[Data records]

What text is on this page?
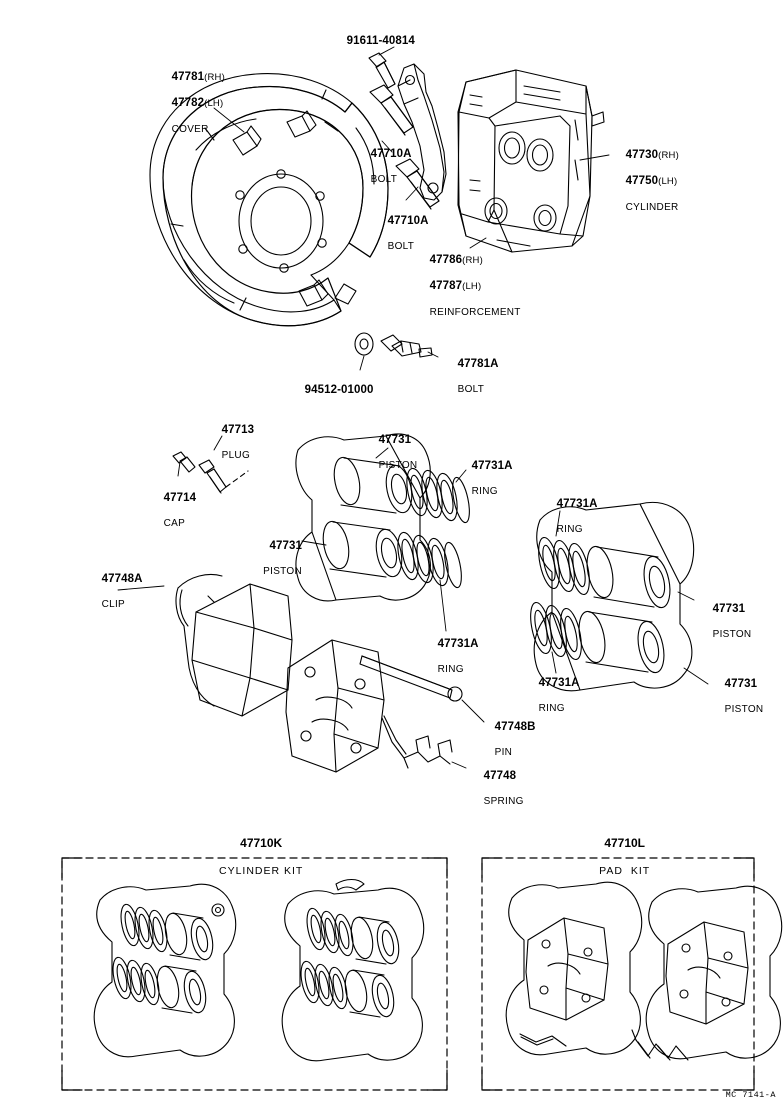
47781(RH)

47782(LH)

COVER

91611-40814

47710A

BOLT

47710A

BOLT

47730(RH)

47750(LH)

CYLINDER

47786(RH)

47787(LH)

REINFORCEMENT

94512-01000

47781A

BOLT

47713

PLUG

47714

CAP

47731

PISTON
	47731A

RING

47731

PISTON

47731A

RING

47731A

RING

47731A

RING

47731

PISTON

47731

PISTON

47748A

CLIP

47748B

PIN

47748

SPRING

47710K

CYLINDER KIT

47710L

PAD  KIT

MC 7141-A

→ Task to complete
Transcribe every entry word for word, but omit the pictures.

→ Response to this task
What text is on this page?
47781(RH)

47782(LH)

COVER

91611-40814

47710A

BOLT

47710A

BOLT

47730(RH)

47750(LH)

CYLINDER

47786(RH)

47787(LH)

REINFORCEMENT

94512-01000

47781A

BOLT

47713

PLUG

47714

CAP

47731

PISTON
	47731A

RING

47731

PISTON

47731A

RING

47731A

RING

47731A

RING

47731

PISTON

47731

PISTON

47748A

CLIP

47748B

PIN

47748

SPRING

47710K

CYLINDER KIT

47710L

PAD  KIT

MC 7141-A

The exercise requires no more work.